Brief: Copy out the rows below, swapping every "workspace-tab" for "workspace-switcher" and leaving everything else untouched.

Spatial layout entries
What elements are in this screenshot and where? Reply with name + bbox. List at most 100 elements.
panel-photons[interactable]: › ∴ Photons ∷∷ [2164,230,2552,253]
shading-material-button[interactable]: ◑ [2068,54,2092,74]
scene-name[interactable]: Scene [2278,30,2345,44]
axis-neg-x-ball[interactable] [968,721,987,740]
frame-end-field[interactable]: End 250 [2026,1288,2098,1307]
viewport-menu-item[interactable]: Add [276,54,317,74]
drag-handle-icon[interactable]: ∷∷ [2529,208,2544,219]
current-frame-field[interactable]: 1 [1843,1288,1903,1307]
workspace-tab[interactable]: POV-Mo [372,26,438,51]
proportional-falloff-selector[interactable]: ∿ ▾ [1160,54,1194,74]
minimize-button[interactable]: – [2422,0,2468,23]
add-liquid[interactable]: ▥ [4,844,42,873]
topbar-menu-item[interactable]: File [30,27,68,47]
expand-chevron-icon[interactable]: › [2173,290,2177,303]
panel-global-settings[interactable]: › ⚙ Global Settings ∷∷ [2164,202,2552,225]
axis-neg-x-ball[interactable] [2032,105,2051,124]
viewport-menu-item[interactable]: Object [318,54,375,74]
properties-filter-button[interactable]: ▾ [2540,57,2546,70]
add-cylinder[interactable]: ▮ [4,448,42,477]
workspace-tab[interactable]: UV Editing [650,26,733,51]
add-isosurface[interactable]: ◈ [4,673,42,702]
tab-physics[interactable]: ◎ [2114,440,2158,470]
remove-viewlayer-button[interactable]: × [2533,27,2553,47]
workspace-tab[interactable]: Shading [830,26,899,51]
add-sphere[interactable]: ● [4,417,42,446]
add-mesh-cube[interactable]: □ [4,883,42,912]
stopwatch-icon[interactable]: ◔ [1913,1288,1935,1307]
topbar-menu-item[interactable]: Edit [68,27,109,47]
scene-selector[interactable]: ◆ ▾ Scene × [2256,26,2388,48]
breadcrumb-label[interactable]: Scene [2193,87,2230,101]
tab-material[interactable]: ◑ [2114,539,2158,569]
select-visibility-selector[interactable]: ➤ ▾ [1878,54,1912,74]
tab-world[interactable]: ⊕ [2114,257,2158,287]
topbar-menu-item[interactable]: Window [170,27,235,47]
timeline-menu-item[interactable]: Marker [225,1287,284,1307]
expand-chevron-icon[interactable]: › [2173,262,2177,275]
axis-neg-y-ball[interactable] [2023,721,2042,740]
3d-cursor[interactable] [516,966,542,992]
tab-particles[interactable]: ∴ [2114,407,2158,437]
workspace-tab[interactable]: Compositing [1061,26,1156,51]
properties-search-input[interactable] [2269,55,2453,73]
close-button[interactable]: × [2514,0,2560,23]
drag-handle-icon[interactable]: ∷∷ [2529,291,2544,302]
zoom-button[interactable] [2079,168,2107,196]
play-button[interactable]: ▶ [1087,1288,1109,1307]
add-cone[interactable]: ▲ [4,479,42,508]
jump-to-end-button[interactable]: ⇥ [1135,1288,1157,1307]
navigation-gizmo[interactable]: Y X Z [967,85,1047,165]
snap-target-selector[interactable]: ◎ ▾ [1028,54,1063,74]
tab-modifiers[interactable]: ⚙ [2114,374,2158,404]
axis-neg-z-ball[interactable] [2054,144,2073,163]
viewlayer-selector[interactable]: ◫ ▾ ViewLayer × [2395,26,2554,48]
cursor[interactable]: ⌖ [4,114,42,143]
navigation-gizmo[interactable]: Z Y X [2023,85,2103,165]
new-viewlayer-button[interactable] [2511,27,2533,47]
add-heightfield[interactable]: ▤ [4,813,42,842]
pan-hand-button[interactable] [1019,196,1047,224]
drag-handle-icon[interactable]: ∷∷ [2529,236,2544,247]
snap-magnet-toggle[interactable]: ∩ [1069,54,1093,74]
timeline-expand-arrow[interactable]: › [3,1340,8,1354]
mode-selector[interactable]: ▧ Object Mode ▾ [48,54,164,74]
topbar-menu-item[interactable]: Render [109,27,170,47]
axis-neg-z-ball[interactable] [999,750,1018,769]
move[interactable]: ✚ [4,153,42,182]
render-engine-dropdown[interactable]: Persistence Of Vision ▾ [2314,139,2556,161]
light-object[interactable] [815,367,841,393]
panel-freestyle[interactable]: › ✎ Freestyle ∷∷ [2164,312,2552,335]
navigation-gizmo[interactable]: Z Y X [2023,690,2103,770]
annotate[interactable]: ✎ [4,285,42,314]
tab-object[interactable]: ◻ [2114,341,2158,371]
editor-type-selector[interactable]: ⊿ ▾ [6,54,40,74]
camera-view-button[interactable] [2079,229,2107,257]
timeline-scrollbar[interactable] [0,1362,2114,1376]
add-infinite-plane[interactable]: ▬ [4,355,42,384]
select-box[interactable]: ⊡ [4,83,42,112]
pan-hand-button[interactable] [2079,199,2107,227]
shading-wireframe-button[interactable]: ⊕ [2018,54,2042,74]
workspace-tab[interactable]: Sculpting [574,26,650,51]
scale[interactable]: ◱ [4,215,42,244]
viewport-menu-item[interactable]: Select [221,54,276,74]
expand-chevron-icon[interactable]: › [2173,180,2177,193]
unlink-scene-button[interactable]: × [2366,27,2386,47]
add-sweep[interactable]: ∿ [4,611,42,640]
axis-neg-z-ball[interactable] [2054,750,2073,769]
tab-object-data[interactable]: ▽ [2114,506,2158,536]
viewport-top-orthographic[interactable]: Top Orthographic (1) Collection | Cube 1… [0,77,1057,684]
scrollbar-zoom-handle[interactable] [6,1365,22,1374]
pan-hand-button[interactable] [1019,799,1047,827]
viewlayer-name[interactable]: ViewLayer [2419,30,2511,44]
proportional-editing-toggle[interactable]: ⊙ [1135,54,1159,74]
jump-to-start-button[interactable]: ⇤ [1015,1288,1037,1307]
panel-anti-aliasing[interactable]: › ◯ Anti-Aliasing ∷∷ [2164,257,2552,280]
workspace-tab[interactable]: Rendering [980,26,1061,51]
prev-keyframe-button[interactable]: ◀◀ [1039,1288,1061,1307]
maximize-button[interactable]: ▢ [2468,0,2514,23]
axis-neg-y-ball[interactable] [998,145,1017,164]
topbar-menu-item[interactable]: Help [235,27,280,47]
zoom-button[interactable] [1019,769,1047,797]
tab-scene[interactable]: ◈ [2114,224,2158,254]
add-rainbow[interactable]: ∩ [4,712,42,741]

Completed exercise:
What elements are in this screenshot and where? Reply with name + bbox. List at most 100 elements.
panel-photons[interactable]: › ∴ Photons ∷∷ [2164,230,2552,253]
shading-material-button[interactable]: ◑ [2068,54,2092,74]
scene-name[interactable]: Scene [2278,30,2345,44]
axis-neg-x-ball[interactable] [968,721,987,740]
frame-end-field[interactable]: End 250 [2026,1288,2098,1307]
viewport-menu-item[interactable]: Add [276,54,317,74]
drag-handle-icon[interactable]: ∷∷ [2529,208,2544,219]
current-frame-field[interactable]: 1 [1843,1288,1903,1307]
workspace-switcher[interactable]: POV-Mo [372,26,438,51]
proportional-falloff-selector[interactable]: ∿ ▾ [1160,54,1194,74]
minimize-button[interactable]: – [2422,0,2468,23]
add-liquid[interactable]: ▥ [4,844,42,873]
topbar-menu-item[interactable]: File [30,27,68,47]
expand-chevron-icon[interactable]: › [2173,290,2177,303]
panel-global-settings[interactable]: › ⚙ Global Settings ∷∷ [2164,202,2552,225]
axis-neg-x-ball[interactable] [2032,105,2051,124]
viewport-menu-item[interactable]: Object [318,54,375,74]
properties-filter-button[interactable]: ▾ [2540,57,2546,70]
add-cylinder[interactable]: ▮ [4,448,42,477]
workspace-switcher[interactable]: UV Editing [650,26,733,51]
add-isosurface[interactable]: ◈ [4,673,42,702]
tab-physics[interactable]: ◎ [2114,440,2158,470]
remove-viewlayer-button[interactable]: × [2533,27,2553,47]
workspace-switcher[interactable]: Shading [830,26,899,51]
add-sphere[interactable]: ● [4,417,42,446]
add-mesh-cube[interactable]: □ [4,883,42,912]
stopwatch-icon[interactable]: ◔ [1913,1288,1935,1307]
topbar-menu-item[interactable]: Edit [68,27,109,47]
scene-selector[interactable]: ◆ ▾ Scene × [2256,26,2388,48]
breadcrumb-label[interactable]: Scene [2193,87,2230,101]
tab-material[interactable]: ◑ [2114,539,2158,569]
select-visibility-selector[interactable]: ➤ ▾ [1878,54,1912,74]
tab-world[interactable]: ⊕ [2114,257,2158,287]
topbar-menu-item[interactable]: Window [170,27,235,47]
timeline-menu-item[interactable]: Marker [225,1287,284,1307]
expand-chevron-icon[interactable]: › [2173,262,2177,275]
axis-neg-y-ball[interactable] [2023,721,2042,740]
3d-cursor[interactable] [516,966,542,992]
tab-particles[interactable]: ∴ [2114,407,2158,437]
workspace-switcher[interactable]: Compositing [1061,26,1156,51]
properties-search-input[interactable] [2269,55,2453,73]
close-button[interactable]: × [2514,0,2560,23]
drag-handle-icon[interactable]: ∷∷ [2529,291,2544,302]
zoom-button[interactable] [2079,168,2107,196]
play-button[interactable]: ▶ [1087,1288,1109,1307]
add-cone[interactable]: ▲ [4,479,42,508]
jump-to-end-button[interactable]: ⇥ [1135,1288,1157,1307]
navigation-gizmo[interactable]: Y X Z [967,85,1047,165]
snap-target-selector[interactable]: ◎ ▾ [1028,54,1063,74]
tab-modifiers[interactable]: ⚙ [2114,374,2158,404]
axis-neg-z-ball[interactable] [2054,144,2073,163]
viewlayer-selector[interactable]: ◫ ▾ ViewLayer × [2395,26,2554,48]
cursor[interactable]: ⌖ [4,114,42,143]
navigation-gizmo[interactable]: Z Y X [2023,85,2103,165]
new-viewlayer-button[interactable] [2511,27,2533,47]
add-heightfield[interactable]: ▤ [4,813,42,842]
pan-hand-button[interactable] [1019,196,1047,224]
drag-handle-icon[interactable]: ∷∷ [2529,236,2544,247]
snap-magnet-toggle[interactable]: ∩ [1069,54,1093,74]
timeline-expand-arrow[interactable]: › [3,1340,8,1354]
mode-selector[interactable]: ▧ Object Mode ▾ [48,54,164,74]
topbar-menu-item[interactable]: Render [109,27,170,47]
axis-neg-z-ball[interactable] [999,750,1018,769]
move[interactable]: ✚ [4,153,42,182]
render-engine-dropdown[interactable]: Persistence Of Vision ▾ [2314,139,2556,161]
light-object[interactable] [815,367,841,393]
panel-freestyle[interactable]: › ✎ Freestyle ∷∷ [2164,312,2552,335]
navigation-gizmo[interactable]: Z Y X [2023,690,2103,770]
annotate[interactable]: ✎ [4,285,42,314]
tab-object[interactable]: ◻ [2114,341,2158,371]
editor-type-selector[interactable]: ⊿ ▾ [6,54,40,74]
camera-view-button[interactable] [2079,229,2107,257]
timeline-scrollbar[interactable] [0,1362,2114,1376]
add-infinite-plane[interactable]: ▬ [4,355,42,384]
select-box[interactable]: ⊡ [4,83,42,112]
pan-hand-button[interactable] [2079,199,2107,227]
shading-wireframe-button[interactable]: ⊕ [2018,54,2042,74]
workspace-switcher[interactable]: Sculpting [574,26,650,51]
scale[interactable]: ◱ [4,215,42,244]
viewport-menu-item[interactable]: Select [221,54,276,74]
expand-chevron-icon[interactable]: › [2173,180,2177,193]
unlink-scene-button[interactable]: × [2366,27,2386,47]
add-sweep[interactable]: ∿ [4,611,42,640]
axis-neg-z-ball[interactable] [2054,750,2073,769]
tab-object-data[interactable]: ▽ [2114,506,2158,536]
viewport-top-orthographic[interactable]: Top Orthographic (1) Collection | Cube 1… [0,77,1057,684]
scrollbar-zoom-handle[interactable] [6,1365,22,1374]
pan-hand-button[interactable] [1019,799,1047,827]
viewlayer-name[interactable]: ViewLayer [2419,30,2511,44]
proportional-editing-toggle[interactable]: ⊙ [1135,54,1159,74]
jump-to-start-button[interactable]: ⇤ [1015,1288,1037,1307]
panel-anti-aliasing[interactable]: › ◯ Anti-Aliasing ∷∷ [2164,257,2552,280]
workspace-switcher[interactable]: Rendering [980,26,1061,51]
prev-keyframe-button[interactable]: ◀◀ [1039,1288,1061,1307]
maximize-button[interactable]: ▢ [2468,0,2514,23]
axis-neg-y-ball[interactable] [998,145,1017,164]
topbar-menu-item[interactable]: Help [235,27,280,47]
zoom-button[interactable] [1019,769,1047,797]
tab-scene[interactable]: ◈ [2114,224,2158,254]
add-rainbow[interactable]: ∩ [4,712,42,741]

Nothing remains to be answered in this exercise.